MATERIAL SHOWN -
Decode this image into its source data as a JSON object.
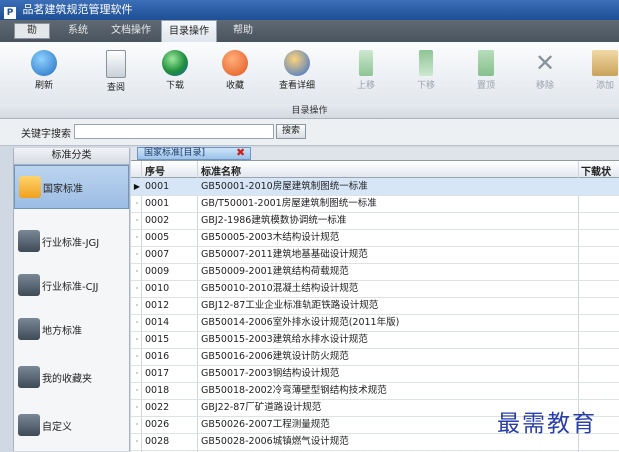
{
  "window": {
    "title": "品茗建筑规范管理软件"
  },
  "menubar": {
    "app_button": "勘",
    "items": [
      "系统",
      "文档操作",
      "目录操作",
      "帮助"
    ],
    "active": "目录操作"
  },
  "toolbar": {
    "buttons": [
      {
        "label": "刷新",
        "icon": "refresh-icon",
        "enabled": true
      },
      {
        "label": "查阅",
        "icon": "document-icon",
        "enabled": true
      },
      {
        "label": "下载",
        "icon": "globe-download-icon",
        "enabled": true
      },
      {
        "label": "收藏",
        "icon": "heart-icon",
        "enabled": true
      },
      {
        "label": "查看详细",
        "icon": "detail-icon",
        "enabled": true
      },
      {
        "label": "上移",
        "icon": "arrow-up-icon",
        "enabled": false
      },
      {
        "label": "下移",
        "icon": "arrow-down-icon",
        "enabled": false
      },
      {
        "label": "置顶",
        "icon": "arrow-top-icon",
        "enabled": false
      },
      {
        "label": "移除",
        "icon": "remove-icon",
        "enabled": false
      },
      {
        "label": "添加",
        "icon": "add-icon",
        "enabled": false
      }
    ],
    "group_label": "目录操作"
  },
  "search": {
    "label": "关键字搜索",
    "value": "",
    "button": "搜索"
  },
  "sidebar": {
    "header": "标准分类",
    "items": [
      {
        "label": "国家标准",
        "selected": true
      },
      {
        "label": "行业标准-JGJ",
        "selected": false
      },
      {
        "label": "行业标准-CJJ",
        "selected": false
      },
      {
        "label": "地方标准",
        "selected": false
      },
      {
        "label": "我的收藏夹",
        "selected": false
      },
      {
        "label": "自定义",
        "selected": false
      }
    ]
  },
  "tab": {
    "label": "国家标准[目录]"
  },
  "grid": {
    "columns": [
      "序号",
      "标准名称",
      "下载状"
    ],
    "rows": [
      {
        "no": "0001",
        "name": "GB50001-2010房屋建筑制图统一标准"
      },
      {
        "no": "0001",
        "name": "GB/T50001-2001房屋建筑制图统一标准"
      },
      {
        "no": "0002",
        "name": "GBJ2-1986建筑模数协调统一标准"
      },
      {
        "no": "0005",
        "name": "GB50005-2003木结构设计规范"
      },
      {
        "no": "0007",
        "name": "GB50007-2011建筑地基基础设计规范"
      },
      {
        "no": "0009",
        "name": "GB50009-2001建筑结构荷载规范"
      },
      {
        "no": "0010",
        "name": "GB50010-2010混凝土结构设计规范"
      },
      {
        "no": "0012",
        "name": "GBJ12-87工业企业标准轨距铁路设计规范"
      },
      {
        "no": "0014",
        "name": "GB50014-2006室外排水设计规范(2011年版)"
      },
      {
        "no": "0015",
        "name": "GB50015-2003建筑给水排水设计规范"
      },
      {
        "no": "0016",
        "name": "GB50016-2006建筑设计防火规范"
      },
      {
        "no": "0017",
        "name": "GB50017-2003钢结构设计规范"
      },
      {
        "no": "0018",
        "name": "GB50018-2002冷弯薄壁型钢结构技术规范"
      },
      {
        "no": "0022",
        "name": "GBJ22-87厂矿道路设计规范"
      },
      {
        "no": "0026",
        "name": "GB50026-2007工程测量规范"
      },
      {
        "no": "0028",
        "name": "GB50028-2006城镇燃气设计规范"
      }
    ]
  },
  "watermark": "最需教育"
}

CHALLENGE - Leave out the pictures and output the rest of the material exactly as written.

RESULT BELOW -
Decode this image into its source data as a JSON object.
{
  "window": {
    "title": "品茗建筑规范管理软件"
  },
  "menubar": {
    "app_button": "勘",
    "items": [
      "系统",
      "文档操作",
      "目录操作",
      "帮助"
    ],
    "active": "目录操作"
  },
  "toolbar": {
    "buttons": [
      {
        "label": "刷新",
        "icon": "refresh-icon",
        "enabled": true
      },
      {
        "label": "查阅",
        "icon": "document-icon",
        "enabled": true
      },
      {
        "label": "下载",
        "icon": "globe-download-icon",
        "enabled": true
      },
      {
        "label": "收藏",
        "icon": "heart-icon",
        "enabled": true
      },
      {
        "label": "查看详细",
        "icon": "detail-icon",
        "enabled": true
      },
      {
        "label": "上移",
        "icon": "arrow-up-icon",
        "enabled": false
      },
      {
        "label": "下移",
        "icon": "arrow-down-icon",
        "enabled": false
      },
      {
        "label": "置顶",
        "icon": "arrow-top-icon",
        "enabled": false
      },
      {
        "label": "移除",
        "icon": "remove-icon",
        "enabled": false
      },
      {
        "label": "添加",
        "icon": "add-icon",
        "enabled": false
      }
    ],
    "group_label": "目录操作"
  },
  "search": {
    "label": "关键字搜索",
    "value": "",
    "button": "搜索"
  },
  "sidebar": {
    "header": "标准分类",
    "items": [
      {
        "label": "国家标准",
        "selected": true
      },
      {
        "label": "行业标准-JGJ",
        "selected": false
      },
      {
        "label": "行业标准-CJJ",
        "selected": false
      },
      {
        "label": "地方标准",
        "selected": false
      },
      {
        "label": "我的收藏夹",
        "selected": false
      },
      {
        "label": "自定义",
        "selected": false
      }
    ]
  },
  "tab": {
    "label": "国家标准[目录]"
  },
  "grid": {
    "columns": [
      "序号",
      "标准名称",
      "下载状"
    ],
    "rows": [
      {
        "no": "0001",
        "name": "GB50001-2010房屋建筑制图统一标准"
      },
      {
        "no": "0001",
        "name": "GB/T50001-2001房屋建筑制图统一标准"
      },
      {
        "no": "0002",
        "name": "GBJ2-1986建筑模数协调统一标准"
      },
      {
        "no": "0005",
        "name": "GB50005-2003木结构设计规范"
      },
      {
        "no": "0007",
        "name": "GB50007-2011建筑地基基础设计规范"
      },
      {
        "no": "0009",
        "name": "GB50009-2001建筑结构荷载规范"
      },
      {
        "no": "0010",
        "name": "GB50010-2010混凝土结构设计规范"
      },
      {
        "no": "0012",
        "name": "GBJ12-87工业企业标准轨距铁路设计规范"
      },
      {
        "no": "0014",
        "name": "GB50014-2006室外排水设计规范(2011年版)"
      },
      {
        "no": "0015",
        "name": "GB50015-2003建筑给水排水设计规范"
      },
      {
        "no": "0016",
        "name": "GB50016-2006建筑设计防火规范"
      },
      {
        "no": "0017",
        "name": "GB50017-2003钢结构设计规范"
      },
      {
        "no": "0018",
        "name": "GB50018-2002冷弯薄壁型钢结构技术规范"
      },
      {
        "no": "0022",
        "name": "GBJ22-87厂矿道路设计规范"
      },
      {
        "no": "0026",
        "name": "GB50026-2007工程测量规范"
      },
      {
        "no": "0028",
        "name": "GB50028-2006城镇燃气设计规范"
      }
    ]
  },
  "watermark": "最需教育"
}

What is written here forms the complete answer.